* Start SELECTED TEXT *

Finally, Claimant seeks to recover disbursements in the amount of $619.53. While the Court agrees with Claimant that the disbursements in the sum of $525.45 are reasonable and justifiably necessary, as part of the customary litigation expenses incurred,[4] the Court finds no explanation for the $94.08 difference between the amount Claimant seeks and the amount of total disbursements. The computer printout entitled "Disbursements Tally" furnished by Claimant's counsel (See Ex. D annexed to Reply Affirmation), shows total disbursements in the amount of $525.45, yet without explanation, Claimant seeks $619.53 in disbursements. Because the Court does not have a basis upon which it can determine whether the $94.08 sum was part of the necessary litigation expenses, it will not include the $94.08 in its calculation of additional allowance.

Based upon the foregoing, Claimant is awarded the total sum of $15,216.45 for actual, reasonable and necessary expenses:
Attorneys' Fees $10,741.00
Appraiser Fees $ 3,950.00
Disbursements $ 525.45


TOTAL: $15,216.45

The Clerk of the Court is directed to enter judgment accordingly.

* End SELECTED TEXT *
* Start DATA LISTING *

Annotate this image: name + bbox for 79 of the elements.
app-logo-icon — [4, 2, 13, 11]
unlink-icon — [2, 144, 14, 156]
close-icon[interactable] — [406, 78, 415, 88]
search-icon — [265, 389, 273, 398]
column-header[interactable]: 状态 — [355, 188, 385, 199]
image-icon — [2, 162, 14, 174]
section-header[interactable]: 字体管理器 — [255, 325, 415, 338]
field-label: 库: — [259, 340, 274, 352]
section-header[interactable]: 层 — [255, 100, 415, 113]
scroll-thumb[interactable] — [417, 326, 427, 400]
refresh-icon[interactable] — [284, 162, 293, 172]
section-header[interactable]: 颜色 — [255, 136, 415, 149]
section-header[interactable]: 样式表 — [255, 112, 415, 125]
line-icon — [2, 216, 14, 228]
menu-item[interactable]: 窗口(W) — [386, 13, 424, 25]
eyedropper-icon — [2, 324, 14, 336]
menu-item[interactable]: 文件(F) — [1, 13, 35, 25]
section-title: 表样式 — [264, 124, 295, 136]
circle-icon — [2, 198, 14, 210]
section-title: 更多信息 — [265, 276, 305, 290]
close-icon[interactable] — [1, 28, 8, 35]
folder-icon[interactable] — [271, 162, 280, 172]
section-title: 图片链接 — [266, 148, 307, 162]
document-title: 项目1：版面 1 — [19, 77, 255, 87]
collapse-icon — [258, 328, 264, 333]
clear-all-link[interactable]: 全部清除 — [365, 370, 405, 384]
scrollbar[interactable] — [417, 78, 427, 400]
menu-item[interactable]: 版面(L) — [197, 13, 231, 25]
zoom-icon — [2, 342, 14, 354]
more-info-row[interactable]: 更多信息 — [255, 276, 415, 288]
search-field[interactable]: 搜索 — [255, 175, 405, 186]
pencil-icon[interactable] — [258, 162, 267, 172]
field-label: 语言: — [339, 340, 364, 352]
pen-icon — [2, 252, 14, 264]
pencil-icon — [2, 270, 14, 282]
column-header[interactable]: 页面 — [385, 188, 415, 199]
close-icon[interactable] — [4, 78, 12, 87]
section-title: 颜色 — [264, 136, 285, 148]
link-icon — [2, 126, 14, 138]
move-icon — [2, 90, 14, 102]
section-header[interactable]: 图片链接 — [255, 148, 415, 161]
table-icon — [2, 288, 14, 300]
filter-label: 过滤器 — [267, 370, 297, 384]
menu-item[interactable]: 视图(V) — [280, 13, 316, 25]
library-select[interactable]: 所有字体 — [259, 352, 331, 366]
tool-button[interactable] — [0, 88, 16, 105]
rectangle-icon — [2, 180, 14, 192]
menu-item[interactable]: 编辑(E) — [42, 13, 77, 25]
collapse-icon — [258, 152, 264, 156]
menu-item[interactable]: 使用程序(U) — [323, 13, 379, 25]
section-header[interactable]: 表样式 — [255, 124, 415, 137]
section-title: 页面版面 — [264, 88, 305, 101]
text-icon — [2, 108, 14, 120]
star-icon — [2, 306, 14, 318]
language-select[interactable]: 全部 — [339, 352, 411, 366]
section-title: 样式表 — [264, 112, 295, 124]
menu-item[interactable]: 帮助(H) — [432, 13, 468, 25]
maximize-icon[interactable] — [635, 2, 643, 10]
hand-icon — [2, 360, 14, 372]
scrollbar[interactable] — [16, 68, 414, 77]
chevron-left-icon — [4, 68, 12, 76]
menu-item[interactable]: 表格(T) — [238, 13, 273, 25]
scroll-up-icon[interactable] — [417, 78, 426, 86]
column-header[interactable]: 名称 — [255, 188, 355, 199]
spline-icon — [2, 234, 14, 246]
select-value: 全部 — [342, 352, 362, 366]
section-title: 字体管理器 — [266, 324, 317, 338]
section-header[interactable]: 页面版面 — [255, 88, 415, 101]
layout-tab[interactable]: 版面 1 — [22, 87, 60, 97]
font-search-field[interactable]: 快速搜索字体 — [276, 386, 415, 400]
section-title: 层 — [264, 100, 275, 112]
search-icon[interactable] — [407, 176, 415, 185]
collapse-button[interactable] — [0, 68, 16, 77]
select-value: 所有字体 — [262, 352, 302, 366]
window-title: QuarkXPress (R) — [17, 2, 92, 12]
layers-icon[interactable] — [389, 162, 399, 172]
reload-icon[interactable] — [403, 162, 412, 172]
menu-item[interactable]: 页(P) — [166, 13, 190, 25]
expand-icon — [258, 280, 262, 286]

* End DATA LISTING *

* **EXERCISE SET**
**A.** Copy the entries word for word, starting at their first line and running through the line that contains "menu-item[interactable]: 窗口(W) —".
**B.** Pick up the court ruling on the claimant's expenses and continue it from the point where it stops.

* **TASK-BY-TASK ANSWERS**
**A.**
Annotate this image: name + bbox for 79 of the elements.
app-logo-icon — [4, 2, 13, 11]
unlink-icon — [2, 144, 14, 156]
close-icon[interactable] — [406, 78, 415, 88]
search-icon — [265, 389, 273, 398]
column-header[interactable]: 状态 — [355, 188, 385, 199]
image-icon — [2, 162, 14, 174]
section-header[interactable]: 字体管理器 — [255, 325, 415, 338]
field-label: 库: — [259, 340, 274, 352]
section-header[interactable]: 层 — [255, 100, 415, 113]
scroll-thumb[interactable] — [417, 326, 427, 400]
refresh-icon[interactable] — [284, 162, 293, 172]
section-header[interactable]: 颜色 — [255, 136, 415, 149]
section-header[interactable]: 样式表 — [255, 112, 415, 125]
line-icon — [2, 216, 14, 228]
menu-item[interactable]: 窗口(W) — [386, 13, 424, 25]

**B.**
July 17, 2002
White Plains, New York

Judge of the Court of Claims

[1] With interest, and assuming a July 2002 payment date, the amount of the judgment is $32,224.00, which is 2785% greater than defendant's proof.
[2] It was formerly required that in order for the courts to find substantial excess, the trial award had to be 200% over the initial proof. This, however, has since changed and additional awards are now warranted based on considerably lower percentage and dollar amount differences. See e.g. Matter of Town of Islip v Sikora, 220 AD2d 434, (2d Dept 1995)(award was 37% or $204,207 above the condemnor's proof); Karas v State of New York, 169AD2d 816 (2d Dept 1991)(41.6% or $75,718); see also Matter of New York City Tr. Auth. [Gun Hill Bus Depot], 142 Misc 2d 629 (NY Co Sup Ct 1989) (36% or $656,000).
[3] Courts seem to rationalize that where certain proof offered had no effect on the final award, it is considered as an unnecessary expense, one not incurred to achieve just compensation. See Meyers v State of New York, supra at 589; see also Hakes v State of New York, supra at 395.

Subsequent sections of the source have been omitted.